## TASK DIRECTIONS
Take the data that follows and retype it word for word.

## DATA
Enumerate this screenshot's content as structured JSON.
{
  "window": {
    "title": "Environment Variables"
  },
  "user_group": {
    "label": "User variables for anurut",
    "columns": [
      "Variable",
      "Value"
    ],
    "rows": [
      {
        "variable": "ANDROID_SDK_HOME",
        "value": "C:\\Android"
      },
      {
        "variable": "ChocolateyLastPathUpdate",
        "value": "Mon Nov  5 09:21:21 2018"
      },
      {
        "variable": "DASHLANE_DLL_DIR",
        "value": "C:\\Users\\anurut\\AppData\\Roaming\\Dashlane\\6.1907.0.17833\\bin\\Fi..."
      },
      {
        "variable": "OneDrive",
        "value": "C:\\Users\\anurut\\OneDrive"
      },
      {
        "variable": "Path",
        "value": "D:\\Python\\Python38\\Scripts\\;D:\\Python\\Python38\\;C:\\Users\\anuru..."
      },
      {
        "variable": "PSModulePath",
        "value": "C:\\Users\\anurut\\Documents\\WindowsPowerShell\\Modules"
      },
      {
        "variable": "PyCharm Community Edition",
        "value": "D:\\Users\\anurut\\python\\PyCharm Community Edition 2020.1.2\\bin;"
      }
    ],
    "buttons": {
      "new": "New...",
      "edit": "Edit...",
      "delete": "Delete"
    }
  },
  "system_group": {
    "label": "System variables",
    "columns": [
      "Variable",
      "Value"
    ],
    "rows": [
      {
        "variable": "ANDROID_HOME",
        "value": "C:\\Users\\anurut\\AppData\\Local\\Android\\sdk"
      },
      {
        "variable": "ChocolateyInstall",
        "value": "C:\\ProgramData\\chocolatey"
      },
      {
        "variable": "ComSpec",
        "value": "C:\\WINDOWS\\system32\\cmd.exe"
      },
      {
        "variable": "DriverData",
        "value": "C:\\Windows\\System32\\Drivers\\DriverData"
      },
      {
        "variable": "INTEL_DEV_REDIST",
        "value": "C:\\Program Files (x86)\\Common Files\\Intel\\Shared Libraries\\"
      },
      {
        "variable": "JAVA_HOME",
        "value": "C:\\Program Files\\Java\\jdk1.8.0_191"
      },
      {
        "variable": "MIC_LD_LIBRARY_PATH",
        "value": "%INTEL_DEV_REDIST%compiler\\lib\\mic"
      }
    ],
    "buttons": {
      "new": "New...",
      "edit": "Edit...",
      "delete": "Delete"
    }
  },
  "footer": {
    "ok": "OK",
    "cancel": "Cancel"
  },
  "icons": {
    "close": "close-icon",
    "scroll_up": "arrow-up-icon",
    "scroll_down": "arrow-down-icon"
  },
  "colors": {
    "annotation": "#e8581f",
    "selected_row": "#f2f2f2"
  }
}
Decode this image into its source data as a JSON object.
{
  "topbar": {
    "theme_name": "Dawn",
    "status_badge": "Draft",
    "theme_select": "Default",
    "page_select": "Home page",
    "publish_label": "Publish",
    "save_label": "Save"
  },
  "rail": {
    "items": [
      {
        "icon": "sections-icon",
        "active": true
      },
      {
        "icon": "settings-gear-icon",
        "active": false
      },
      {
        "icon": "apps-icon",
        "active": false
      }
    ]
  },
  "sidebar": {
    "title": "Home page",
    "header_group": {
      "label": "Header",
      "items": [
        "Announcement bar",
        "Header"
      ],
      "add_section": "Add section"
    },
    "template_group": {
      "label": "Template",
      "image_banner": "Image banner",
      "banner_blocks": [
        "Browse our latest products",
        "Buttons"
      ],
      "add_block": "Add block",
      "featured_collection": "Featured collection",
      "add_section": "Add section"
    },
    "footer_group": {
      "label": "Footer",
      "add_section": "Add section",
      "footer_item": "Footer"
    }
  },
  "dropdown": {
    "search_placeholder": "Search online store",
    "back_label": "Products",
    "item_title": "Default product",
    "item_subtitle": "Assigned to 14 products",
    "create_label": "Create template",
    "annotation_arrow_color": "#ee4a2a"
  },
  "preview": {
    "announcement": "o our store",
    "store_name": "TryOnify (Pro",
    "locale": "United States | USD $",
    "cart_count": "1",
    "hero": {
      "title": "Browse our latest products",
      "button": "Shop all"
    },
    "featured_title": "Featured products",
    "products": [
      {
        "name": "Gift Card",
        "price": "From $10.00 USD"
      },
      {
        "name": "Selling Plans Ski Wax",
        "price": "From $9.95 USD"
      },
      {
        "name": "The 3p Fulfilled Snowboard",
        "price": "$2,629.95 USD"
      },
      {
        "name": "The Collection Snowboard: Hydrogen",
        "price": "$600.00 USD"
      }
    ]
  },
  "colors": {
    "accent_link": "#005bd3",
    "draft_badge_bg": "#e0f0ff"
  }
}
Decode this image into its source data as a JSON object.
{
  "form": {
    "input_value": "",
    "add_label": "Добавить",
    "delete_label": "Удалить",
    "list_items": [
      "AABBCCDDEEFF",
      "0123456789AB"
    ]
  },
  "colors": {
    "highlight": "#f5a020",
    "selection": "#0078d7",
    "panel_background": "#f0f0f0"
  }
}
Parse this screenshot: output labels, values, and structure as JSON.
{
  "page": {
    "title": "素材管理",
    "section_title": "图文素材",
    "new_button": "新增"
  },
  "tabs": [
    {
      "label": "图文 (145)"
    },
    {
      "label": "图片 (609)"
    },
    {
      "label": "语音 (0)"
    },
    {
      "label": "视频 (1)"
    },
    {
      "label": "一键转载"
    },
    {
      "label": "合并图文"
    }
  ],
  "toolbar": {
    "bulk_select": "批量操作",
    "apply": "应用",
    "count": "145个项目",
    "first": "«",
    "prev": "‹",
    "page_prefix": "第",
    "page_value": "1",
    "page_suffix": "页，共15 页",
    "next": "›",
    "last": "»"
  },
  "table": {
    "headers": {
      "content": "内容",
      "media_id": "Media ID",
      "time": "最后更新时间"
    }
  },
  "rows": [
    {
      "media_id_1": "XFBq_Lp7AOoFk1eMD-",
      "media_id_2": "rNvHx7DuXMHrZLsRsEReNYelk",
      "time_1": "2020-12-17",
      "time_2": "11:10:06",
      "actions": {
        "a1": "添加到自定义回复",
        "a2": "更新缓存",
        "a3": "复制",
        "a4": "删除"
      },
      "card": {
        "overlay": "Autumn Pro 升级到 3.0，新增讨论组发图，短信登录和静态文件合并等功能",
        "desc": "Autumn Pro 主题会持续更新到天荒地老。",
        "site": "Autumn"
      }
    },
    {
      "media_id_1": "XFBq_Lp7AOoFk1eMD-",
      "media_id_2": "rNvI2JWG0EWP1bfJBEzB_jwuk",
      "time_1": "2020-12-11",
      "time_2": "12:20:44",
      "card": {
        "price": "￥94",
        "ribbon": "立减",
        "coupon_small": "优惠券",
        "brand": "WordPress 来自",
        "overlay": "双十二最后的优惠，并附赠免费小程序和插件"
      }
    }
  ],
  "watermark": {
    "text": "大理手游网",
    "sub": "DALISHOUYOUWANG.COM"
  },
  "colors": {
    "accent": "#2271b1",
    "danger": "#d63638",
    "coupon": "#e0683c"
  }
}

## TASK RESPONSE
Enumerate this screenshot's content as structured JSON.
{
  "window": {
    "title": "Environment Variables"
  },
  "user_group": {
    "label": "User variables for anurut",
    "columns": [
      "Variable",
      "Value"
    ],
    "rows": [
      {
        "variable": "ANDROID_SDK_HOME",
        "value": "C:\\Android"
      },
      {
        "variable": "ChocolateyLastPathUpdate",
        "value": "Mon Nov  5 09:21:21 2018"
      },
      {
        "variable": "DASHLANE_DLL_DIR",
        "value": "C:\\Users\\anurut\\AppData\\Roaming\\Dashlane\\6.1907.0.17833\\bin\\Fi..."
      },
      {
        "variable": "OneDrive",
        "value": "C:\\Users\\anurut\\OneDrive"
      },
      {
        "variable": "Path",
        "value": "D:\\Python\\Python38\\Scripts\\;D:\\Python\\Python38\\;C:\\Users\\anuru..."
      },
      {
        "variable": "PSModulePath",
        "value": "C:\\Users\\anurut\\Documents\\WindowsPowerShell\\Modules"
      },
      {
        "variable": "PyCharm Community Edition",
        "value": "D:\\Users\\anurut\\python\\PyCharm Community Edition 2020.1.2\\bin;"
      }
    ],
    "buttons": {
      "new": "New...",
      "edit": "Edit...",
      "delete": "Delete"
    }
  },
  "system_group": {
    "label": "System variables",
    "columns": [
      "Variable",
      "Value"
    ],
    "rows": [
      {
        "variable": "ANDROID_HOME",
        "value": "C:\\Users\\anurut\\AppData\\Local\\Android\\sdk"
      },
      {
        "variable": "ChocolateyInstall",
        "value": "C:\\ProgramData\\chocolatey"
      },
      {
        "variable": "ComSpec",
        "value": "C:\\WINDOWS\\system32\\cmd.exe"
      },
      {
        "variable": "DriverData",
        "value": "C:\\Windows\\System32\\Drivers\\DriverData"
      },
      {
        "variable": "INTEL_DEV_REDIST",
        "value": "C:\\Program Files (x86)\\Common Files\\Intel\\Shared Libraries\\"
      },
      {
        "variable": "JAVA_HOME",
        "value": "C:\\Program Files\\Java\\jdk1.8.0_191"
      },
      {
        "variable": "MIC_LD_LIBRARY_PATH",
        "value": "%INTEL_DEV_REDIST%compiler\\lib\\mic"
      }
    ],
    "buttons": {
      "new": "New...",
      "edit": "Edit...",
      "delete": "Delete"
    }
  },
  "footer": {
    "ok": "OK",
    "cancel": "Cancel"
  },
  "icons": {
    "close": "close-icon",
    "scroll_up": "arrow-up-icon",
    "scroll_down": "arrow-down-icon"
  },
  "colors": {
    "annotation": "#e8581f",
    "selected_row": "#f2f2f2"
  }
}
Decode this image into its source data as a JSON object.
{
  "topbar": {
    "theme_name": "Dawn",
    "status_badge": "Draft",
    "theme_select": "Default",
    "page_select": "Home page",
    "publish_label": "Publish",
    "save_label": "Save"
  },
  "rail": {
    "items": [
      {
        "icon": "sections-icon",
        "active": true
      },
      {
        "icon": "settings-gear-icon",
        "active": false
      },
      {
        "icon": "apps-icon",
        "active": false
      }
    ]
  },
  "sidebar": {
    "title": "Home page",
    "header_group": {
      "label": "Header",
      "items": [
        "Announcement bar",
        "Header"
      ],
      "add_section": "Add section"
    },
    "template_group": {
      "label": "Template",
      "image_banner": "Image banner",
      "banner_blocks": [
        "Browse our latest products",
        "Buttons"
      ],
      "add_block": "Add block",
      "featured_collection": "Featured collection",
      "add_section": "Add section"
    },
    "footer_group": {
      "label": "Footer",
      "add_section": "Add section",
      "footer_item": "Footer"
    }
  },
  "dropdown": {
    "search_placeholder": "Search online store",
    "back_label": "Products",
    "item_title": "Default product",
    "item_subtitle": "Assigned to 14 products",
    "create_label": "Create template",
    "annotation_arrow_color": "#ee4a2a"
  },
  "preview": {
    "announcement": "o our store",
    "store_name": "TryOnify (Pro",
    "locale": "United States | USD $",
    "cart_count": "1",
    "hero": {
      "title": "Browse our latest products",
      "button": "Shop all"
    },
    "featured_title": "Featured products",
    "products": [
      {
        "name": "Gift Card",
        "price": "From $10.00 USD"
      },
      {
        "name": "Selling Plans Ski Wax",
        "price": "From $9.95 USD"
      },
      {
        "name": "The 3p Fulfilled Snowboard",
        "price": "$2,629.95 USD"
      },
      {
        "name": "The Collection Snowboard: Hydrogen",
        "price": "$600.00 USD"
      }
    ]
  },
  "colors": {
    "accent_link": "#005bd3",
    "draft_badge_bg": "#e0f0ff"
  }
}
Decode this image into its source data as a JSON object.
{
  "form": {
    "input_value": "",
    "add_label": "Добавить",
    "delete_label": "Удалить",
    "list_items": [
      "AABBCCDDEEFF",
      "0123456789AB"
    ]
  },
  "colors": {
    "highlight": "#f5a020",
    "selection": "#0078d7",
    "panel_background": "#f0f0f0"
  }
}
Parse this screenshot: output labels, values, and structure as JSON.
{
  "page": {
    "title": "素材管理",
    "section_title": "图文素材",
    "new_button": "新增"
  },
  "tabs": [
    {
      "label": "图文 (145)"
    },
    {
      "label": "图片 (609)"
    },
    {
      "label": "语音 (0)"
    },
    {
      "label": "视频 (1)"
    },
    {
      "label": "一键转载"
    },
    {
      "label": "合并图文"
    }
  ],
  "toolbar": {
    "bulk_select": "批量操作",
    "apply": "应用",
    "count": "145个项目",
    "first": "«",
    "prev": "‹",
    "page_prefix": "第",
    "page_value": "1",
    "page_suffix": "页，共15 页",
    "next": "›",
    "last": "»"
  },
  "table": {
    "headers": {
      "content": "内容",
      "media_id": "Media ID",
      "time": "最后更新时间"
    }
  },
  "rows": [
    {
      "media_id_1": "XFBq_Lp7AOoFk1eMD-",
      "media_id_2": "rNvHx7DuXMHrZLsRsEReNYelk",
      "time_1": "2020-12-17",
      "time_2": "11:10:06",
      "actions": {
        "a1": "添加到自定义回复",
        "a2": "更新缓存",
        "a3": "复制",
        "a4": "删除"
      },
      "card": {
        "overlay": "Autumn Pro 升级到 3.0，新增讨论组发图，短信登录和静态文件合并等功能",
        "desc": "Autumn Pro 主题会持续更新到天荒地老。",
        "site": "Autumn"
      }
    },
    {
      "media_id_1": "XFBq_Lp7AOoFk1eMD-",
      "media_id_2": "rNvI2JWG0EWP1bfJBEzB_jwuk",
      "time_1": "2020-12-11",
      "time_2": "12:20:44",
      "card": {
        "price": "￥94",
        "ribbon": "立减",
        "coupon_small": "优惠券",
        "brand": "WordPress 来自",
        "overlay": "双十二最后的优惠，并附赠免费小程序和插件"
      }
    }
  ],
  "watermark": {
    "text": "大理手游网",
    "sub": "DALISHOUYOUWANG.COM"
  },
  "colors": {
    "accent": "#2271b1",
    "danger": "#d63638",
    "coupon": "#e0683c"
  }
}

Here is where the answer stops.